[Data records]
■ ■ ■ ■
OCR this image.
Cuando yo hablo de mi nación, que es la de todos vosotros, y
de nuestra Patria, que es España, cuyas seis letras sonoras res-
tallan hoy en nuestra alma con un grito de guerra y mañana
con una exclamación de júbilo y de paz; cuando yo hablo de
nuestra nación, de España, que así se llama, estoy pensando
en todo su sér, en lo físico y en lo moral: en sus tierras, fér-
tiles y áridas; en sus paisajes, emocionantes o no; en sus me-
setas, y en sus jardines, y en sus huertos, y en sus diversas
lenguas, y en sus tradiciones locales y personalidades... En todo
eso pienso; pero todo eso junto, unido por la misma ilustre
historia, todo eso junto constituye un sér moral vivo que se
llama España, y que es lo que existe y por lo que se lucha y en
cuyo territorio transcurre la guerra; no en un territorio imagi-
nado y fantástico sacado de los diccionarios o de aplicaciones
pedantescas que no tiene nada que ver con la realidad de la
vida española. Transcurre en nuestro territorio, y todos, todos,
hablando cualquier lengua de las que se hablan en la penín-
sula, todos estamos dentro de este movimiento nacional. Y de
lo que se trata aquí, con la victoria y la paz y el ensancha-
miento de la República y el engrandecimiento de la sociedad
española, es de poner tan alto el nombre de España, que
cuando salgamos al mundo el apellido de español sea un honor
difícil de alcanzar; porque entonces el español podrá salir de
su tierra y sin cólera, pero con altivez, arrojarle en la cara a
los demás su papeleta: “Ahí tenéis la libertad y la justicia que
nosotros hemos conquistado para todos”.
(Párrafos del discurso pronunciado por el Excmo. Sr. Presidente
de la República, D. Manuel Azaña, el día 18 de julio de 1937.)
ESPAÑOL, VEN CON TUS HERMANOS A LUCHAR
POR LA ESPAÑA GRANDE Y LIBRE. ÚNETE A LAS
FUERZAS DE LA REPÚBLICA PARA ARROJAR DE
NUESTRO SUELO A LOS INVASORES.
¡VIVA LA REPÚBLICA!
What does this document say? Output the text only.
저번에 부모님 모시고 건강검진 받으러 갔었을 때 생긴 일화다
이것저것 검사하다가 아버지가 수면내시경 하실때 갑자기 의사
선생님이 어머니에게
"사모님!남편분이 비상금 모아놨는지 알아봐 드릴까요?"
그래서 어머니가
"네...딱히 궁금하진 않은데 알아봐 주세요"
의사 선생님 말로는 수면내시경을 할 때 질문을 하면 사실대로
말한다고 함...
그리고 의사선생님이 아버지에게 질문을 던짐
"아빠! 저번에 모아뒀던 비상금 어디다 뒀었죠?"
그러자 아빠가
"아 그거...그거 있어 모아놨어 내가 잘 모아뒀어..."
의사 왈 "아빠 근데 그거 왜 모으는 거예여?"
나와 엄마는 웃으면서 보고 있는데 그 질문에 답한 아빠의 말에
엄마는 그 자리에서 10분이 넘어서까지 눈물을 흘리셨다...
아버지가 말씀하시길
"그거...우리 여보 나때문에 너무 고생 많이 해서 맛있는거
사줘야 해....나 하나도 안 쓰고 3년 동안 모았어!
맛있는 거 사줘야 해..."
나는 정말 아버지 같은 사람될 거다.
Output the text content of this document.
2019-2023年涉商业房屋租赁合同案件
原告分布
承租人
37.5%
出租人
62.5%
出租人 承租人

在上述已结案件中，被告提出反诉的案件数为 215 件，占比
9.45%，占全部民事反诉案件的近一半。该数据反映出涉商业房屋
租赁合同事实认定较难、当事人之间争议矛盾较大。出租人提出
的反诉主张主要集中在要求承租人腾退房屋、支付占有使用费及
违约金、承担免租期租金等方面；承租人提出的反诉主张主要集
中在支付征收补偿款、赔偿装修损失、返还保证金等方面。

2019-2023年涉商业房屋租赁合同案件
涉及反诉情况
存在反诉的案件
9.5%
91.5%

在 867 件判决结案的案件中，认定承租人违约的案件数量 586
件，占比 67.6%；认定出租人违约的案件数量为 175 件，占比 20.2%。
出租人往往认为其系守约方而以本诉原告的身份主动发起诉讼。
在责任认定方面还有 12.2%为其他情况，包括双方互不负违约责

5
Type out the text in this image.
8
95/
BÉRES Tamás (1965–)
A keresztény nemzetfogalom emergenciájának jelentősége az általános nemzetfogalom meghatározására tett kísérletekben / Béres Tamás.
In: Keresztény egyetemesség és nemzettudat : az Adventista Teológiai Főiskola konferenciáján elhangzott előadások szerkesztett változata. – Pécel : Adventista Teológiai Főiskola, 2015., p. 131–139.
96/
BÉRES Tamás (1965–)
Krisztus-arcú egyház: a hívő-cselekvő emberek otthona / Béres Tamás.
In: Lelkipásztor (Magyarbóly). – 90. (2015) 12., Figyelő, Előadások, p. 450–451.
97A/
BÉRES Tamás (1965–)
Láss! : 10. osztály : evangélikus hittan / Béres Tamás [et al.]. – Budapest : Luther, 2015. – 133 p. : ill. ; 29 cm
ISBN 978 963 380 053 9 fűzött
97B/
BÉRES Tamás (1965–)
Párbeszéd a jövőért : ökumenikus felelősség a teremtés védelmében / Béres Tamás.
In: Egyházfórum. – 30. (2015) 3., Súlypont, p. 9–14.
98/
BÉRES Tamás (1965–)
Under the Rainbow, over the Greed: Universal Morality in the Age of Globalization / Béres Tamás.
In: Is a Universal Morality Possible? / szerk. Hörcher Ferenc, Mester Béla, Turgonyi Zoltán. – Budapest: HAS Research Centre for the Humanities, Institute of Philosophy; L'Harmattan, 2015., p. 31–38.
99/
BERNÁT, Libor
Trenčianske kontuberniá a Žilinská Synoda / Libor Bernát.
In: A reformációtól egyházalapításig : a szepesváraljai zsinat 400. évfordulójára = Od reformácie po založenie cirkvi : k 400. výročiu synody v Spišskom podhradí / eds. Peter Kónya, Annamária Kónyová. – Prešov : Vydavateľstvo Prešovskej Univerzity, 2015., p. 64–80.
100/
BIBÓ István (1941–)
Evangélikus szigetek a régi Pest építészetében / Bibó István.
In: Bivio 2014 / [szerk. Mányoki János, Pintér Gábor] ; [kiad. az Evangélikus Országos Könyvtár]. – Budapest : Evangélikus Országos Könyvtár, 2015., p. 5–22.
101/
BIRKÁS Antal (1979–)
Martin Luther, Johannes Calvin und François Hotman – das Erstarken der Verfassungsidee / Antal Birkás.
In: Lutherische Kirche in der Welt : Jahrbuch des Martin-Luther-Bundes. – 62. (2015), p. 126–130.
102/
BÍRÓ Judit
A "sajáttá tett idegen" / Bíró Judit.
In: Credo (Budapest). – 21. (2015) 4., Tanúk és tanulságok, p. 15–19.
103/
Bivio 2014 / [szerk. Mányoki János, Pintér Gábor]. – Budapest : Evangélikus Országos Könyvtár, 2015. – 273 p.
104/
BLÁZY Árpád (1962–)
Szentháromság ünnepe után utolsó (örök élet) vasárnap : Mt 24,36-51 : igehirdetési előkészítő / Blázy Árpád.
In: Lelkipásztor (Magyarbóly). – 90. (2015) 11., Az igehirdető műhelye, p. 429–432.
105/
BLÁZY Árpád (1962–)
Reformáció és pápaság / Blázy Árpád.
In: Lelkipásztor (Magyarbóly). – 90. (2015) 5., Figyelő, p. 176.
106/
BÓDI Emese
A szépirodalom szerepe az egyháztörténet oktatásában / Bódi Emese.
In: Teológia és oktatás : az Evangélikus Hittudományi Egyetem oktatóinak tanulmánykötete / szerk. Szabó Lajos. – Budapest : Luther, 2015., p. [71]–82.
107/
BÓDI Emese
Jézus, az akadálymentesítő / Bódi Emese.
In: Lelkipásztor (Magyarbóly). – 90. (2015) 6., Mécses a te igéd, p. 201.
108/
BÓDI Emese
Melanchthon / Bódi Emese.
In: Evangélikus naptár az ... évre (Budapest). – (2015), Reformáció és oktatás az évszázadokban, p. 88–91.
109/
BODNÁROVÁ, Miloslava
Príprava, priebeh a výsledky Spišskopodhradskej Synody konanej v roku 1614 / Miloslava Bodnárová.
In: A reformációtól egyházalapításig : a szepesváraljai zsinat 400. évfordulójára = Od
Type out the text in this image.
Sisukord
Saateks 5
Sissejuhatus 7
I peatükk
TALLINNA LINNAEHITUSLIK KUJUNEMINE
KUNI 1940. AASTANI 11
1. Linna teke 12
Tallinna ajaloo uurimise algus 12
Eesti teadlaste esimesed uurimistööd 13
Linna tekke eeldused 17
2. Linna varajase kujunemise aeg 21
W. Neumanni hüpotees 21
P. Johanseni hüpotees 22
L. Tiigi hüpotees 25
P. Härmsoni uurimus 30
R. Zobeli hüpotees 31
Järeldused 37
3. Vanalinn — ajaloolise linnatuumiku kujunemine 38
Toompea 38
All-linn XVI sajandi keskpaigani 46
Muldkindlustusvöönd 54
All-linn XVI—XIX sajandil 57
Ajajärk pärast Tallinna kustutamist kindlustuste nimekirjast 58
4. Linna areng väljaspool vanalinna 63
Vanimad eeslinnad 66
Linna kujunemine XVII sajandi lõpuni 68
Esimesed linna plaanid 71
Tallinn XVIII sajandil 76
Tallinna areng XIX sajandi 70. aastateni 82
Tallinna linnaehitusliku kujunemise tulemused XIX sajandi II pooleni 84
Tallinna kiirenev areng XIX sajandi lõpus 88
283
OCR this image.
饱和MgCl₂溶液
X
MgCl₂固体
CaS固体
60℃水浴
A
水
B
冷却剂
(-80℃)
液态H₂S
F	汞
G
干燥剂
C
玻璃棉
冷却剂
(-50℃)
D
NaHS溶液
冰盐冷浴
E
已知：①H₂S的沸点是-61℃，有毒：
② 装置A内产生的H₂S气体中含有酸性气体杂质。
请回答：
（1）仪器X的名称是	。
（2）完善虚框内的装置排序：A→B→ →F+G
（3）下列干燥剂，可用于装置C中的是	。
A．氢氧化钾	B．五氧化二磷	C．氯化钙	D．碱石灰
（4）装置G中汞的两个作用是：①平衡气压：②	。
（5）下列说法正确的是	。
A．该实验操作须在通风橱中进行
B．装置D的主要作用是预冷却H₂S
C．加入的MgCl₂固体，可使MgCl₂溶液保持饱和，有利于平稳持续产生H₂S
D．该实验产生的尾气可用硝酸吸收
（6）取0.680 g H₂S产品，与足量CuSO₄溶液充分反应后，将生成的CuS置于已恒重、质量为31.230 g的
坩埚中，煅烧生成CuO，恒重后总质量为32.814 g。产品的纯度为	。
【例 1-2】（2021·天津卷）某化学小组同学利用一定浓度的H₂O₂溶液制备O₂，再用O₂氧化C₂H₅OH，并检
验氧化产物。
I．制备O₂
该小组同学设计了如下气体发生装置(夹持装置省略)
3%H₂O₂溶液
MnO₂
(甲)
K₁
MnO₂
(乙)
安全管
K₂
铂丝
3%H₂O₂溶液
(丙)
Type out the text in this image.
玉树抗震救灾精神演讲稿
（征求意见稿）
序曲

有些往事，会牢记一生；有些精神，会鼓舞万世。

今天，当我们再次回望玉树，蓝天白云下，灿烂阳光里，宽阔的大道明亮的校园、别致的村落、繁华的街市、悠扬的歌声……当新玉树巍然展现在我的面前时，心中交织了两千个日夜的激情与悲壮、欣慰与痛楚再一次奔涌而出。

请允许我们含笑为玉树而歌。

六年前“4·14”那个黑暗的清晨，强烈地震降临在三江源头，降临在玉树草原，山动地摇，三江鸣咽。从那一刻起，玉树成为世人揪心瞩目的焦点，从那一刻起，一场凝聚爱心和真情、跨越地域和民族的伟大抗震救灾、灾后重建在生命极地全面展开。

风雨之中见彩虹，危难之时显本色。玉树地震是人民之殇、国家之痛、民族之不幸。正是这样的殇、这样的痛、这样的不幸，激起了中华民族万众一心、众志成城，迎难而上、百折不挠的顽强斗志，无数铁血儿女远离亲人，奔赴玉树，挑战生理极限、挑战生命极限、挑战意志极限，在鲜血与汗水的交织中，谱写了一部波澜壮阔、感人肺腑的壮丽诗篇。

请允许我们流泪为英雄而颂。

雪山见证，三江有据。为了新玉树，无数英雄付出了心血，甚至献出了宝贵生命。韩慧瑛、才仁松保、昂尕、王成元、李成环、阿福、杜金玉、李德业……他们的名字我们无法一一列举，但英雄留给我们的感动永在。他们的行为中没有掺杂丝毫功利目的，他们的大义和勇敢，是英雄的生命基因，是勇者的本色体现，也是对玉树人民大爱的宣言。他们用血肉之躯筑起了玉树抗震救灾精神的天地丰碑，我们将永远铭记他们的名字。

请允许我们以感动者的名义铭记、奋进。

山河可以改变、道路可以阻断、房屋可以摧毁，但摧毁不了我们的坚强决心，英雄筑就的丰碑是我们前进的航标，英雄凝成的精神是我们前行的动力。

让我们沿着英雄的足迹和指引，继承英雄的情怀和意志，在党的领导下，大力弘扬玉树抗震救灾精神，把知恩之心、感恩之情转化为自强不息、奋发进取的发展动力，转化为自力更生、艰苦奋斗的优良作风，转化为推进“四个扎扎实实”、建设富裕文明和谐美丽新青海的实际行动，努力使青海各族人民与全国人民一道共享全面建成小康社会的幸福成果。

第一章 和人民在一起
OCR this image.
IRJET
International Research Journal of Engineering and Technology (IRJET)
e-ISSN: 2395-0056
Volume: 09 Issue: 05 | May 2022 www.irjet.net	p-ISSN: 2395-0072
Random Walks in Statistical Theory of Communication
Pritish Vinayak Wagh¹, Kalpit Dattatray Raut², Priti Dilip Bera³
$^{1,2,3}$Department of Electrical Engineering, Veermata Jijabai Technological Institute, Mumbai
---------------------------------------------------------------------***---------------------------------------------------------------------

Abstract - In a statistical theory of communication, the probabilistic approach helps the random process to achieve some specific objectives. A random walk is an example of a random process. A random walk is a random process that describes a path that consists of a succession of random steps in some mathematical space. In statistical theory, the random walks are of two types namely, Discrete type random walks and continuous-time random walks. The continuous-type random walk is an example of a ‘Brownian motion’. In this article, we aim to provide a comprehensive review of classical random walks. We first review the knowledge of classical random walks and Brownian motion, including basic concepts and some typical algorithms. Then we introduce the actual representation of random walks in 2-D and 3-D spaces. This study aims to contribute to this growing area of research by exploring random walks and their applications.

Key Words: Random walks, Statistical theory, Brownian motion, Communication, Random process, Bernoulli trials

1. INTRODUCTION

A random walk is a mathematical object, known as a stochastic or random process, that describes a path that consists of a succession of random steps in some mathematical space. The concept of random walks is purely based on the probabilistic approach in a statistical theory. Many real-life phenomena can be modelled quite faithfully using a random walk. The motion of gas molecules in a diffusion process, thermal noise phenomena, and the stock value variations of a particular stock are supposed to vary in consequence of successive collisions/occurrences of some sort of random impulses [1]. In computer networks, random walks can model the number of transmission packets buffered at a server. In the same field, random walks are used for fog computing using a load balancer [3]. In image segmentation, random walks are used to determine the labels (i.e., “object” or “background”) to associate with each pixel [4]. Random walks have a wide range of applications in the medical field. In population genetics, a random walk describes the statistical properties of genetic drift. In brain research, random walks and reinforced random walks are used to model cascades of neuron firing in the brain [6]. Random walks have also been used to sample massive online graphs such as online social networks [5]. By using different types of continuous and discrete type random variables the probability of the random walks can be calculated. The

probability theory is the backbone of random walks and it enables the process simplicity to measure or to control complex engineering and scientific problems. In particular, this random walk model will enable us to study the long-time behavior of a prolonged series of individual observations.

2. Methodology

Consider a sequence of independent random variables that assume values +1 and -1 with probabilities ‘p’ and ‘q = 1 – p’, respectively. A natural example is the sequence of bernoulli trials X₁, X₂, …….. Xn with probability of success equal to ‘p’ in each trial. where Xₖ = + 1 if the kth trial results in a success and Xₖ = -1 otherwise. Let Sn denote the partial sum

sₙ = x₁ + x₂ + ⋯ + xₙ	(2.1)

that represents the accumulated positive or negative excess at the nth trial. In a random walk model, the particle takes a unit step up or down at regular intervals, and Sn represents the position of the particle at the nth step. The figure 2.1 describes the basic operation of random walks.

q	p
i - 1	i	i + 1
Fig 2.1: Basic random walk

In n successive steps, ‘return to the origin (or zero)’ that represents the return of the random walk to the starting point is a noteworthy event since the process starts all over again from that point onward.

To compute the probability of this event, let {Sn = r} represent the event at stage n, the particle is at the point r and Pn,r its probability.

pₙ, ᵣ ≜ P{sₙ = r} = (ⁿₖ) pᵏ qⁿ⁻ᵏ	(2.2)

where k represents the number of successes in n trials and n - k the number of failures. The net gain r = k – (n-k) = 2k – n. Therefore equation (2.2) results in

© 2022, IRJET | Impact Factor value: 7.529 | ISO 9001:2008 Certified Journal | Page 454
■ ■ ■ ■
● **Stated exercise**
Search the material above for "particle". Pull out each line where it shows up.

● **Answer to the exercise**
that represents the accumulated positive or negative excess at the nth trial. In a random walk model, the particle takes a unit step up or down at regular intervals, and Sn represents the position of the particle at the nth step. The figure 2.1 describes the basic operation of random walks.
To compute the probability of this event, let {Sn = r} represent the event at stage n, the particle is at the point r and Pn,r its probability.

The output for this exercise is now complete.